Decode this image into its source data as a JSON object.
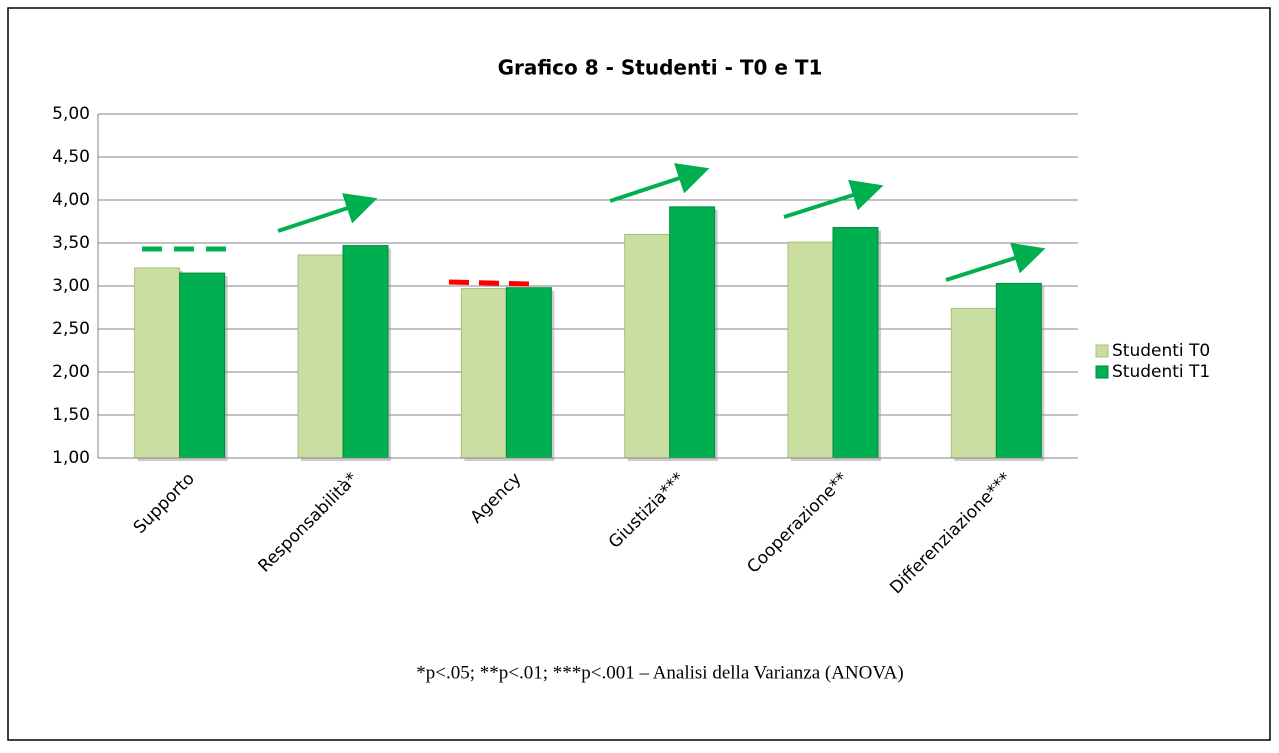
{
  "chart_data": {
    "type": "bar",
    "title": "Grafico 8 - Studenti - T0 e T1",
    "categories": [
      "Supporto",
      "Responsabilità*",
      "Agency",
      "Giustizia***",
      "Cooperazione**",
      "Differenziazione***"
    ],
    "series": [
      {
        "name": "Studenti T0",
        "color": "#c9dea0",
        "values": [
          3.21,
          3.36,
          2.97,
          3.6,
          3.51,
          2.74
        ]
      },
      {
        "name": "Studenti T1",
        "color": "#00b050",
        "values": [
          3.15,
          3.47,
          2.98,
          3.92,
          3.68,
          3.03
        ]
      }
    ],
    "ylim": [
      1,
      5
    ],
    "yticks": [
      {
        "value": 1,
        "label": "1,00"
      },
      {
        "value": 1.5,
        "label": "1,50"
      },
      {
        "value": 2,
        "label": "2,00"
      },
      {
        "value": 2.5,
        "label": "2,50"
      },
      {
        "value": 3,
        "label": "3,00"
      },
      {
        "value": 3.5,
        "label": "3,50"
      },
      {
        "value": 4,
        "label": "4,00"
      },
      {
        "value": 4.5,
        "label": "4,50"
      },
      {
        "value": 5,
        "label": "5,00"
      }
    ],
    "grid": true,
    "legend": "right",
    "note": "*p<.05; **p<.01; ***p<.001 – Analisi della Varianza (ANOVA)"
  }
}
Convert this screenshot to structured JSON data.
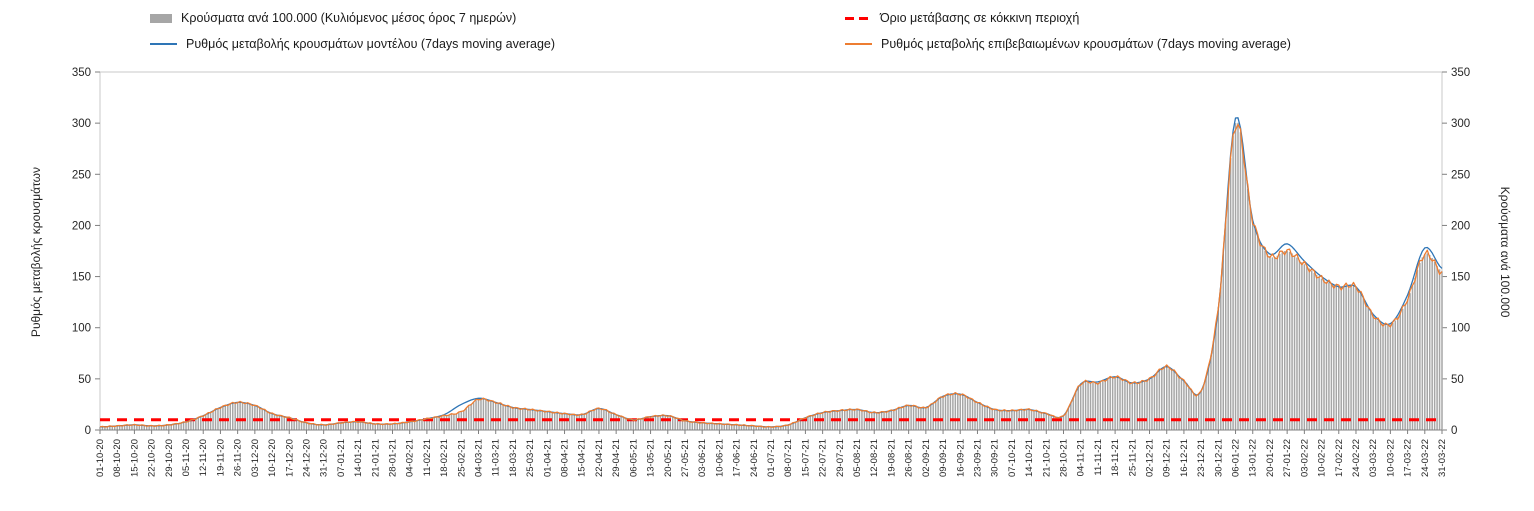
{
  "legend": {
    "bars": "Κρούσματα ανά 100.000 (Κυλιόμενος μέσος όρος 7 ημερών)",
    "threshold": "Όριο μετάβασης σε κόκκινη περιοχή",
    "model": "Ρυθμός μεταβολής κρουσμάτων μοντέλου (7days moving average)",
    "confirmed": "Ρυθμός μεταβολής επιβεβαιωμένων κρουσμάτων (7days moving average)"
  },
  "axes": {
    "left_label": "Ρυθμός μεταβολής κρουσμάτων",
    "right_label": "Κρούσματα ανά 100.000"
  },
  "colors": {
    "bars": "#a6a6a6",
    "threshold": "#ff0000",
    "model": "#2e75b6",
    "confirmed": "#ed7d31",
    "frame": "#c9c9c9",
    "axis": "#7f7f7f",
    "tick_text": "#262626"
  },
  "chart_data": {
    "type": "bar",
    "title": "",
    "xlabel": "",
    "ylabel_left": "Ρυθμός μεταβολής κρουσμάτων",
    "ylabel_right": "Κρούσματα ανά 100.000",
    "ylim": [
      0,
      350
    ],
    "y_ticks": [
      0,
      50,
      100,
      150,
      200,
      250,
      300,
      350
    ],
    "grid": false,
    "legend_position": "top",
    "x": [
      "01-10-20",
      "08-10-20",
      "15-10-20",
      "22-10-20",
      "29-10-20",
      "05-11-20",
      "12-11-20",
      "19-11-20",
      "26-11-20",
      "03-12-20",
      "10-12-20",
      "17-12-20",
      "24-12-20",
      "31-12-20",
      "07-01-21",
      "14-01-21",
      "21-01-21",
      "28-01-21",
      "04-02-21",
      "11-02-21",
      "18-02-21",
      "25-02-21",
      "04-03-21",
      "11-03-21",
      "18-03-21",
      "25-03-21",
      "01-04-21",
      "08-04-21",
      "15-04-21",
      "22-04-21",
      "29-04-21",
      "06-05-21",
      "13-05-21",
      "20-05-21",
      "27-05-21",
      "03-06-21",
      "10-06-21",
      "17-06-21",
      "24-06-21",
      "01-07-21",
      "08-07-21",
      "15-07-21",
      "22-07-21",
      "29-07-21",
      "05-08-21",
      "12-08-21",
      "19-08-21",
      "26-08-21",
      "02-09-21",
      "09-09-21",
      "16-09-21",
      "23-09-21",
      "30-09-21",
      "07-10-21",
      "14-10-21",
      "21-10-21",
      "28-10-21",
      "04-11-21",
      "11-11-21",
      "18-11-21",
      "25-11-21",
      "02-12-21",
      "09-12-21",
      "16-12-21",
      "23-12-21",
      "30-12-21",
      "06-01-22",
      "13-01-22",
      "20-01-22",
      "27-01-22",
      "03-02-22",
      "10-02-22",
      "17-02-22",
      "24-02-22",
      "03-03-22",
      "10-03-22",
      "17-03-22",
      "24-03-22",
      "31-03-22"
    ],
    "series": [
      {
        "name": "Κρούσματα ανά 100.000 (Κυλιόμενος μέσος όρος 7 ημερών)",
        "type": "bar",
        "values": [
          3,
          4,
          5,
          4,
          5,
          8,
          14,
          22,
          27,
          24,
          16,
          12,
          7,
          5,
          7,
          8,
          6,
          6,
          8,
          11,
          14,
          18,
          30,
          27,
          22,
          20,
          18,
          16,
          15,
          21,
          15,
          10,
          13,
          14,
          9,
          7,
          6,
          5,
          4,
          3,
          5,
          12,
          17,
          19,
          20,
          17,
          19,
          24,
          22,
          33,
          35,
          27,
          20,
          19,
          20,
          16,
          14,
          45,
          46,
          52,
          46,
          50,
          62,
          48,
          38,
          120,
          300,
          205,
          170,
          175,
          162,
          148,
          140,
          140,
          112,
          103,
          128,
          172,
          155
        ]
      },
      {
        "name": "Ρυθμός μεταβολής κρουσμάτων μοντέλου (7days moving average)",
        "type": "line",
        "values": [
          3,
          4,
          5,
          4,
          5,
          8,
          14,
          22,
          27,
          24,
          16,
          12,
          7,
          5,
          7,
          8,
          6,
          6,
          8,
          11,
          15,
          25,
          31,
          27,
          22,
          20,
          18,
          16,
          15,
          21,
          15,
          10,
          13,
          14,
          9,
          7,
          6,
          5,
          4,
          3,
          5,
          12,
          17,
          19,
          20,
          17,
          19,
          24,
          22,
          33,
          35,
          27,
          20,
          19,
          20,
          16,
          14,
          45,
          47,
          52,
          46,
          50,
          62,
          48,
          38,
          118,
          305,
          205,
          172,
          182,
          165,
          150,
          140,
          140,
          113,
          104,
          132,
          178,
          158
        ]
      },
      {
        "name": "Ρυθμός μεταβολής επιβεβαιωμένων κρουσμάτων (7days moving average)",
        "type": "line",
        "values": [
          3,
          4,
          5,
          4,
          5,
          8,
          14,
          22,
          27,
          24,
          16,
          12,
          7,
          5,
          7,
          8,
          6,
          6,
          8,
          11,
          14,
          18,
          30,
          27,
          22,
          20,
          18,
          16,
          15,
          21,
          15,
          10,
          13,
          14,
          9,
          7,
          6,
          5,
          4,
          3,
          5,
          12,
          17,
          19,
          20,
          17,
          19,
          24,
          22,
          33,
          35,
          27,
          20,
          19,
          20,
          16,
          14,
          45,
          46,
          52,
          46,
          50,
          62,
          48,
          38,
          120,
          298,
          205,
          170,
          175,
          162,
          148,
          140,
          140,
          112,
          103,
          128,
          172,
          153
        ]
      },
      {
        "name": "Όριο μετάβασης σε κόκκινη περιοχή",
        "type": "hline",
        "value": 10
      }
    ]
  }
}
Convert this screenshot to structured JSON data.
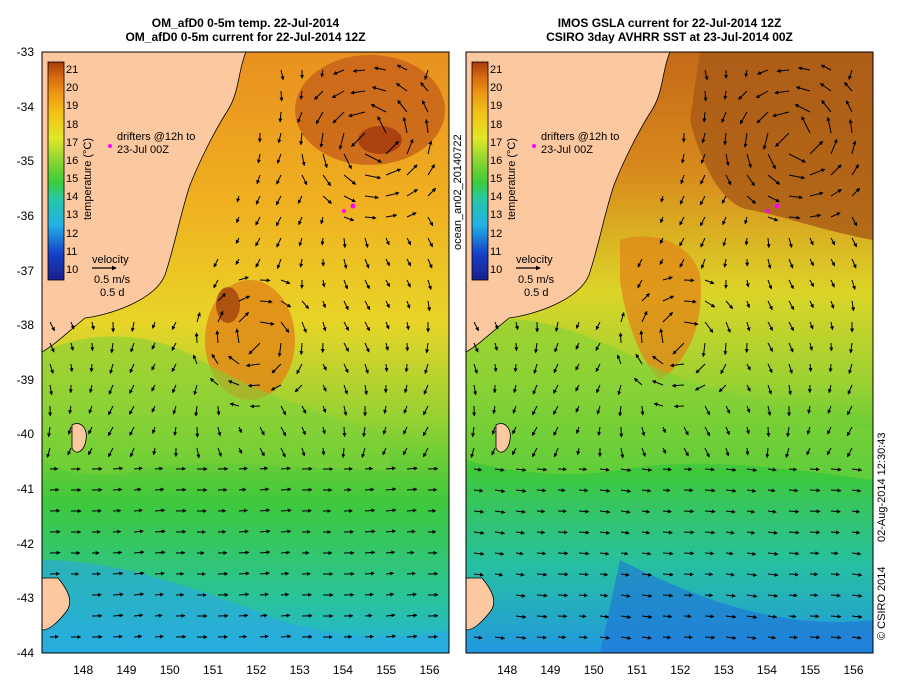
{
  "left_panel": {
    "title_line1": "OM_afD0 0-5m temp. 22-Jul-2014",
    "title_line2": "OM_afD0 0-5m current for 22-Jul-2014 12Z"
  },
  "right_panel": {
    "title_line1": "IMOS GSLA current for 22-Jul-2014 12Z",
    "title_line2": "CSIRO 3day AVHRR SST at 23-Jul-2014 00Z"
  },
  "axes": {
    "lat_labels": [
      "-33",
      "-34",
      "-35",
      "-36",
      "-37",
      "-38",
      "-39",
      "-40",
      "-41",
      "-42",
      "-43",
      "-44"
    ],
    "lon_labels": [
      "148",
      "149",
      "150",
      "151",
      "152",
      "153",
      "154",
      "155",
      "156"
    ],
    "lat_range": [
      -44,
      -33
    ],
    "lon_range": [
      147.05,
      156.45
    ]
  },
  "colorbar": {
    "label": "temperature (°C)",
    "ticks": [
      "21",
      "20",
      "19",
      "18",
      "17",
      "16",
      "15",
      "14",
      "13",
      "12",
      "11",
      "10"
    ],
    "range": [
      9.5,
      21.5
    ],
    "colors": [
      "#1a1f8c",
      "#1540c8",
      "#1e78e6",
      "#23b0e8",
      "#27c8a8",
      "#3ecc3a",
      "#8ed633",
      "#e0e628",
      "#f2c81a",
      "#ee9a14",
      "#d86a10",
      "#a83c08"
    ]
  },
  "legend": {
    "drifters_text": "drifters @12h to",
    "drifters_date": "23-Jul 00Z",
    "velocity_title": "velocity",
    "velocity_scale": "0.5 m/s",
    "velocity_time": "0.5 d"
  },
  "side_labels": {
    "run_id": "ocean_an02_20140722",
    "timestamp": "02-Aug-2014 12:30:43",
    "copyright": "© CSIRO 2014"
  },
  "colors": {
    "land": "#fcc8a0",
    "arrow": "#000000",
    "drifter": "#ff00ff"
  }
}
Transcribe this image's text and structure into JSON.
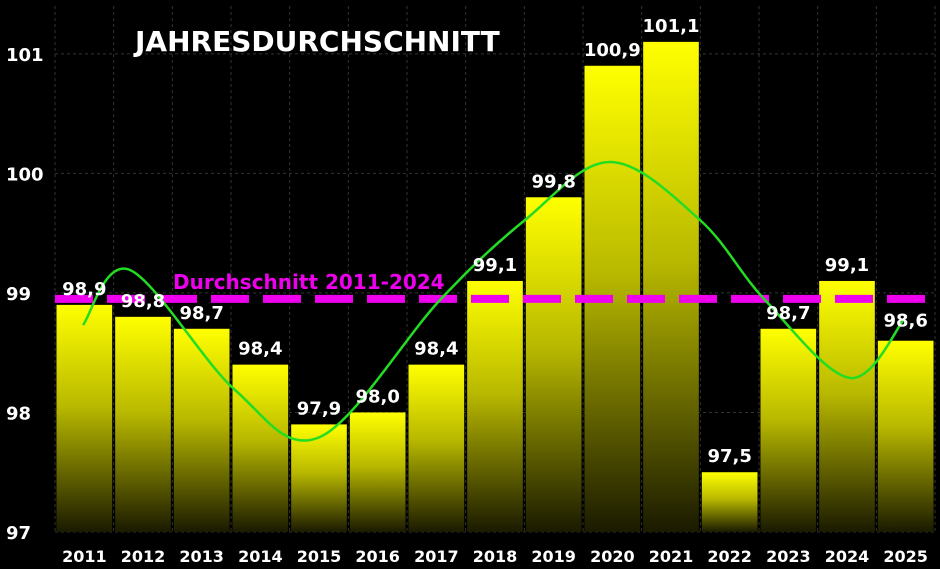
{
  "chart_data": {
    "type": "bar",
    "title": "JAHRESDURCHSCHNITT",
    "categories": [
      "2011",
      "2012",
      "2013",
      "2014",
      "2015",
      "2016",
      "2017",
      "2018",
      "2019",
      "2020",
      "2021",
      "2022",
      "2023",
      "2024",
      "2025"
    ],
    "values": [
      98.9,
      98.8,
      98.7,
      98.4,
      97.9,
      98.0,
      98.4,
      99.1,
      99.8,
      100.9,
      101.1,
      97.5,
      98.7,
      99.1,
      98.6
    ],
    "value_labels": [
      "98,9",
      "98,8",
      "98,7",
      "98,4",
      "97,9",
      "98,0",
      "98,4",
      "99,1",
      "99,8",
      "100,9",
      "101,1",
      "97,5",
      "98,7",
      "99,1",
      "98,6"
    ],
    "highlight_label_index": 14,
    "ylim": [
      97,
      101.4
    ],
    "yticks": [
      97,
      98,
      99,
      100,
      101
    ],
    "ytick_labels": [
      "97",
      "98",
      "99",
      "100",
      "101"
    ],
    "average_line": {
      "label": "Durchschnitt 2011-2024",
      "value": 98.95
    },
    "trend_curve": "smooth sinusoidal trend line (green)",
    "grid": true,
    "colors": {
      "background": "#000000",
      "bar_top": "#ffff00",
      "bar_bottom": "#1a1a00",
      "average_line": "#ee00ee",
      "trend_line": "#22dd22",
      "highlight_label": "#22ff22",
      "text": "#ffffff"
    }
  }
}
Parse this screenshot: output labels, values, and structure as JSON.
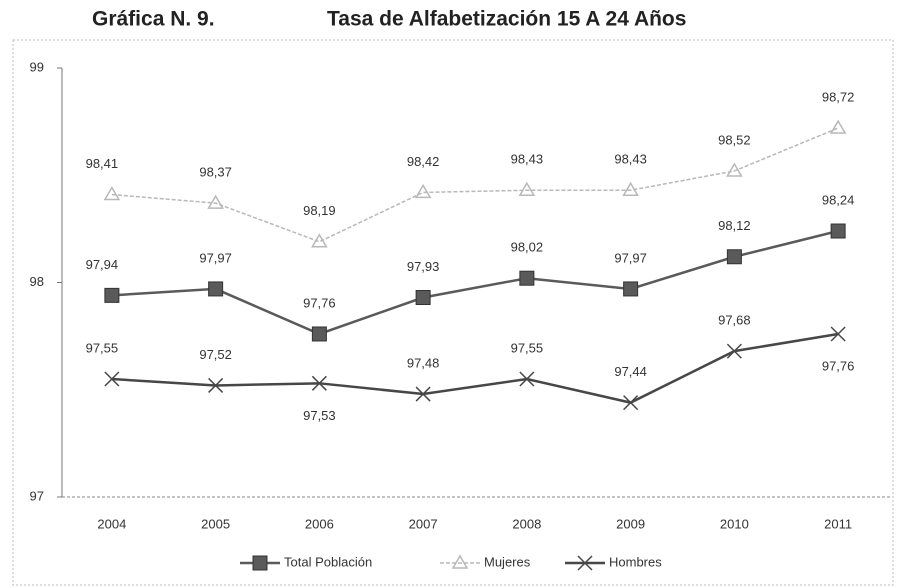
{
  "chart_data": {
    "type": "line",
    "title": "Gráfica N. 9.",
    "subtitle": "Tasa de Alfabetización 15 A 24 Años",
    "categories": [
      "2004",
      "2005",
      "2006",
      "2007",
      "2008",
      "2009",
      "2010",
      "2011"
    ],
    "series": [
      {
        "name": "Total Población",
        "color": "#5a5a5a",
        "marker": "square",
        "values": [
          97.94,
          97.97,
          97.76,
          97.93,
          98.02,
          97.97,
          98.12,
          98.24
        ],
        "value_labels": [
          "97,94",
          "97,97",
          "97,76",
          "97,93",
          "98,02",
          "97,97",
          "98,12",
          "98,24"
        ]
      },
      {
        "name": "Mujeres",
        "color": "#b8b8b8",
        "marker": "triangle",
        "values": [
          98.41,
          98.37,
          98.19,
          98.42,
          98.43,
          98.43,
          98.52,
          98.72
        ],
        "value_labels": [
          "98,41",
          "98,37",
          "98,19",
          "98,42",
          "98,43",
          "98,43",
          "98,52",
          "98,72"
        ]
      },
      {
        "name": "Hombres",
        "color": "#474747",
        "marker": "x",
        "values": [
          97.55,
          97.52,
          97.53,
          97.48,
          97.55,
          97.44,
          97.68,
          97.76
        ],
        "value_labels": [
          "97,55",
          "97,52",
          "97,53",
          "97,48",
          "97,55",
          "97,44",
          "97,68",
          "97,76"
        ]
      }
    ],
    "ylim": [
      97,
      99
    ],
    "yticks": [
      97,
      98,
      99
    ],
    "legend": "bottom"
  }
}
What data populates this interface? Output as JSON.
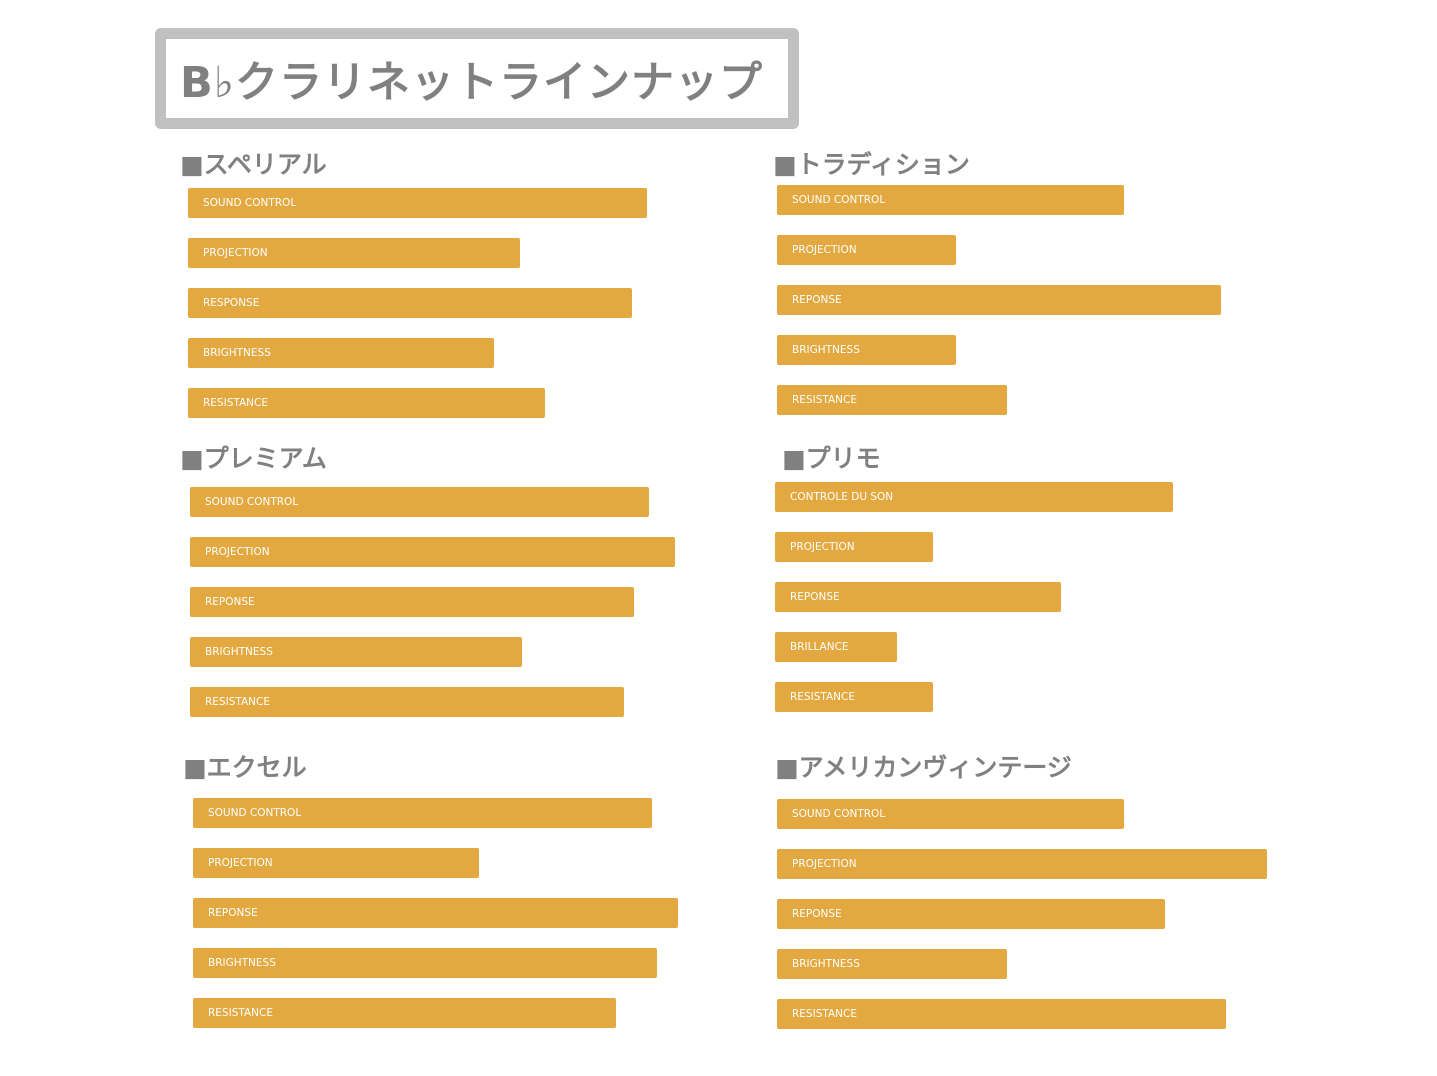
· · ·
From the listing above, collect every line that mentions the word "Ρυθμός".

- [Answer to the task]:
    "model": "Ρυθμός μεταβολής κρουσμάτων μοντέλου (7days moving average)",
    "confirmed": "Ρυθμός μεταβολής επιβεβαιωμένων κρουσμάτων (7days moving average)"
    "left_label": "Ρυθμός μεταβολής κρουσμάτων",
    "ylabel_left": "Ρυθμός μεταβολής κρουσμάτων",
        "name": "Ρυθμός μεταβολής κρουσμάτων μοντέλου (7days moving average)",
        "name": "Ρυθμός μεταβολής επιβεβαιωμένων κρουσμάτων (7days moving average)",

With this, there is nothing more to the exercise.